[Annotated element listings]
- - -

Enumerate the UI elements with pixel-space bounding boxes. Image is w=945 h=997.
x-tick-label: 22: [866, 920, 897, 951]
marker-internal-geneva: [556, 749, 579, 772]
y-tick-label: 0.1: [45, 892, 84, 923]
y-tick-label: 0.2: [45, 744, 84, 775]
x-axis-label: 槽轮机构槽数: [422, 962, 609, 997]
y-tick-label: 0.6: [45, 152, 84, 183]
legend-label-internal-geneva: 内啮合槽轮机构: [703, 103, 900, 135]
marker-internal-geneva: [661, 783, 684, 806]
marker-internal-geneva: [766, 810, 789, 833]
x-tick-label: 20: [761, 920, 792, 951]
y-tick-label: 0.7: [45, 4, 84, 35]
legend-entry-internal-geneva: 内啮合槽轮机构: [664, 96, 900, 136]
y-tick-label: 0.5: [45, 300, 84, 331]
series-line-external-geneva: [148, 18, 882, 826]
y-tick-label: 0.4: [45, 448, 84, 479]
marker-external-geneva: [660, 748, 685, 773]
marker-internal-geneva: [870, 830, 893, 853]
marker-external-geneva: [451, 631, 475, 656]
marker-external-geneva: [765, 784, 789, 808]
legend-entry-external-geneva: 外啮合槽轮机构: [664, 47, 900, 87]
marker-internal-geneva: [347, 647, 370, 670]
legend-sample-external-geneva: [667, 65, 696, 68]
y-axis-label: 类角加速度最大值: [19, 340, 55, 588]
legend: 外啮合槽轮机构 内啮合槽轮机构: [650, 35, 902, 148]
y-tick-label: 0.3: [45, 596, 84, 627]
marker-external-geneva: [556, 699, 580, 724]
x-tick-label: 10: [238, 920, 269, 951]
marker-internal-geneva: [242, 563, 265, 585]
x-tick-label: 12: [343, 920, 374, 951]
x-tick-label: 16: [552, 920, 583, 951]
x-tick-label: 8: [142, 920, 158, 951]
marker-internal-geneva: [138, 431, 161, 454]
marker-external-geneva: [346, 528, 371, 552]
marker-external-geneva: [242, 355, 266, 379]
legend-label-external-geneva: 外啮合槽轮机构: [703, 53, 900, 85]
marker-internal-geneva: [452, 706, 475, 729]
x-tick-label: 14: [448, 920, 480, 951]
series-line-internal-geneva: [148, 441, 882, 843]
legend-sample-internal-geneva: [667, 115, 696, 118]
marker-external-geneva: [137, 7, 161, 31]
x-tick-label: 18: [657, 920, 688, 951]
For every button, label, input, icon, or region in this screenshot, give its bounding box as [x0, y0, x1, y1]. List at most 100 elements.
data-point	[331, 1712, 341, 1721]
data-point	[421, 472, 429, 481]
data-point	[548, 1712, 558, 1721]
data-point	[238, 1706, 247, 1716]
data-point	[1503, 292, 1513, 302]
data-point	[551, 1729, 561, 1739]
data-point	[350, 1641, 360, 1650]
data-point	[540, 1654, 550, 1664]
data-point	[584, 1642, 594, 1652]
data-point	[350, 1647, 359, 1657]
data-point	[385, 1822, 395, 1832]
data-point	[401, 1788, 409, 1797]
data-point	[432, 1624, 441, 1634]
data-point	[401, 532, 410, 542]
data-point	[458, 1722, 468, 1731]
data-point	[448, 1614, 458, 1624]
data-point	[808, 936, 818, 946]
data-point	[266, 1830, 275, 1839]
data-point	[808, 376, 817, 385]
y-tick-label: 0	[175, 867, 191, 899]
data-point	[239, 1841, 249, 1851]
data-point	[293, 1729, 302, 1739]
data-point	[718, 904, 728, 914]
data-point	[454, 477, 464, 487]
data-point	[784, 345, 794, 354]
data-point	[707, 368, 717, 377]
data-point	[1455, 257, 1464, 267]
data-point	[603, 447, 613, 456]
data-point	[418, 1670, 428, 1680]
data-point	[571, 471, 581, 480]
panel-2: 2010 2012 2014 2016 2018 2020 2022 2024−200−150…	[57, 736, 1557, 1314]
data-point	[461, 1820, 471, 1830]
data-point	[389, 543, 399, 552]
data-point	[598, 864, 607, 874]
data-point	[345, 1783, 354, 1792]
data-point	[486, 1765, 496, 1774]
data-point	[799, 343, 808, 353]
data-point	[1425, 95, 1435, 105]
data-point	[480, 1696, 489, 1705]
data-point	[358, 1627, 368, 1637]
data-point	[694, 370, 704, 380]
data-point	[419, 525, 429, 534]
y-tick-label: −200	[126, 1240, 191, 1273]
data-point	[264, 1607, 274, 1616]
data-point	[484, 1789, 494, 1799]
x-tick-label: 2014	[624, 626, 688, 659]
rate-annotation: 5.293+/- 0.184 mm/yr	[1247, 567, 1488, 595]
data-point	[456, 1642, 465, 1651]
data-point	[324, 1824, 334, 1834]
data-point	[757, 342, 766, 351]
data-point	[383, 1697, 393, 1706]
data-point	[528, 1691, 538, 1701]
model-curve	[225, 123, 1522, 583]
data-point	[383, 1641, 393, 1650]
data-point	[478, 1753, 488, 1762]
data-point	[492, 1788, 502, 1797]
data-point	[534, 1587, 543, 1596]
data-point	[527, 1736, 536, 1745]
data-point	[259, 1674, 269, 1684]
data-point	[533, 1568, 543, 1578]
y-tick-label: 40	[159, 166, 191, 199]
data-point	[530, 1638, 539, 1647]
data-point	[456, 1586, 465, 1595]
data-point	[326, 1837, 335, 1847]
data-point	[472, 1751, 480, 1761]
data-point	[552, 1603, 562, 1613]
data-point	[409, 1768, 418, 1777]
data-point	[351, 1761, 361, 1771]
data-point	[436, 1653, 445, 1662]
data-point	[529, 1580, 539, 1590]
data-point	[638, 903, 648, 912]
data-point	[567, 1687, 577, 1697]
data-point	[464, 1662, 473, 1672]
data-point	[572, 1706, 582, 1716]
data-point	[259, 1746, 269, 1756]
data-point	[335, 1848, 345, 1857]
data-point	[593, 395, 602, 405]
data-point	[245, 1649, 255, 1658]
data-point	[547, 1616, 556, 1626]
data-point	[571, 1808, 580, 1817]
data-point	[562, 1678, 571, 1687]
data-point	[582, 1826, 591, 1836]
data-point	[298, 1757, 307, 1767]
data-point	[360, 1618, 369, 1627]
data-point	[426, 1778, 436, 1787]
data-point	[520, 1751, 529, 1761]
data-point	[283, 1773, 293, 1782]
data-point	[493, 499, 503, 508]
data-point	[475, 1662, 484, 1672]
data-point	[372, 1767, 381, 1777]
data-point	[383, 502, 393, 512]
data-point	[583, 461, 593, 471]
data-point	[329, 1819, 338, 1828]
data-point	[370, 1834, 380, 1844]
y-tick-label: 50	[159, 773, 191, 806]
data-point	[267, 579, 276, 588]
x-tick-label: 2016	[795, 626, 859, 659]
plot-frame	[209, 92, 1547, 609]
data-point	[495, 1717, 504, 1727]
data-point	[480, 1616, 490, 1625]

- - -

Task goal:
Edit the records from their start through the line containing "x-tick-label: 18: [657, 920, 688, 951]", replacing every "marker-external-geneva" with "marker-outer-geneva" and keeping everything else unchanged.

Result for this exercise:
Enumerate the UI elements with pixel-space bounding boxes. Image is w=945 h=997.
x-tick-label: 22: [866, 920, 897, 951]
marker-internal-geneva: [556, 749, 579, 772]
y-tick-label: 0.1: [45, 892, 84, 923]
y-tick-label: 0.2: [45, 744, 84, 775]
x-axis-label: 槽轮机构槽数: [422, 962, 609, 997]
y-tick-label: 0.6: [45, 152, 84, 183]
legend-label-internal-geneva: 内啮合槽轮机构: [703, 103, 900, 135]
marker-internal-geneva: [661, 783, 684, 806]
marker-internal-geneva: [766, 810, 789, 833]
x-tick-label: 20: [761, 920, 792, 951]
y-tick-label: 0.7: [45, 4, 84, 35]
legend-entry-internal-geneva: 内啮合槽轮机构: [664, 96, 900, 136]
y-tick-label: 0.5: [45, 300, 84, 331]
series-line-external-geneva: [148, 18, 882, 826]
y-tick-label: 0.4: [45, 448, 84, 479]
marker-outer-geneva: [660, 748, 685, 773]
marker-internal-geneva: [870, 830, 893, 853]
marker-outer-geneva: [451, 631, 475, 656]
marker-outer-geneva: [765, 784, 789, 808]
legend-entry-external-geneva: 外啮合槽轮机构: [664, 47, 900, 87]
marker-internal-geneva: [347, 647, 370, 670]
legend-sample-external-geneva: [667, 65, 696, 68]
y-axis-label: 类角加速度最大值: [19, 340, 55, 588]
legend: 外啮合槽轮机构 内啮合槽轮机构: [650, 35, 902, 148]
y-tick-label: 0.3: [45, 596, 84, 627]
marker-outer-geneva: [556, 699, 580, 724]
x-tick-label: 10: [238, 920, 269, 951]
marker-internal-geneva: [242, 563, 265, 585]
x-tick-label: 12: [343, 920, 374, 951]
x-tick-label: 16: [552, 920, 583, 951]
x-tick-label: 8: [142, 920, 158, 951]
marker-internal-geneva: [138, 431, 161, 454]
marker-outer-geneva: [346, 528, 371, 552]
marker-outer-geneva: [242, 355, 266, 379]
legend-label-external-geneva: 外啮合槽轮机构: [703, 53, 900, 85]
marker-internal-geneva: [452, 706, 475, 729]
x-tick-label: 14: [448, 920, 480, 951]
series-line-internal-geneva: [148, 441, 882, 843]
legend-sample-internal-geneva: [667, 115, 696, 118]
marker-outer-geneva: [137, 7, 161, 31]
x-tick-label: 18: [657, 920, 688, 951]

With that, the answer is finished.